====== Records for this exercise

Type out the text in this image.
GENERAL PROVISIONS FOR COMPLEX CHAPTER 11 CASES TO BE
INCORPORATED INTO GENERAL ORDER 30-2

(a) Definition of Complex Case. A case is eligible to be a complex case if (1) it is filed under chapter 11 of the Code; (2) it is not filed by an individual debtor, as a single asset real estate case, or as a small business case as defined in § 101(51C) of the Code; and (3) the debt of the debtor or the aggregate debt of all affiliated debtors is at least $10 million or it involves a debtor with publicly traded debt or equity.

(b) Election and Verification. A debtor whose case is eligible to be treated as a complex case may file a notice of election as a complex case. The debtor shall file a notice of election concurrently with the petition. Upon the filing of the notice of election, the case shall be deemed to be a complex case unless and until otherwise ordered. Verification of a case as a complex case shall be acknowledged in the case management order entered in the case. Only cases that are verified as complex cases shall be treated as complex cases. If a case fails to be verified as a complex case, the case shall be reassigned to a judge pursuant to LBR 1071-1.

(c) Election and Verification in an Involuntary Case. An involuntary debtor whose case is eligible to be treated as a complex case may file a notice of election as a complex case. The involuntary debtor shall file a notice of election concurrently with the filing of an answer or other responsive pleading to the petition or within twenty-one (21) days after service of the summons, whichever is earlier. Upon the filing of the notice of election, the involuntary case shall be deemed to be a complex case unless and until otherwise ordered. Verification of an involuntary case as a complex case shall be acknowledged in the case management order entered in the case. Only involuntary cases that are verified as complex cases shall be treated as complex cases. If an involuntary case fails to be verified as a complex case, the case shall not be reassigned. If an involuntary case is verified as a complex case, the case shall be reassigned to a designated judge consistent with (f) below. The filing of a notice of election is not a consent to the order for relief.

============

Each line with the string "GENERAL" in it needs to be found and copied.

Expected answer
GENERAL PROVISIONS FOR COMPLEX CHAPTER 11 CASES TO BE
INCORPORATED INTO GENERAL ORDER 30-2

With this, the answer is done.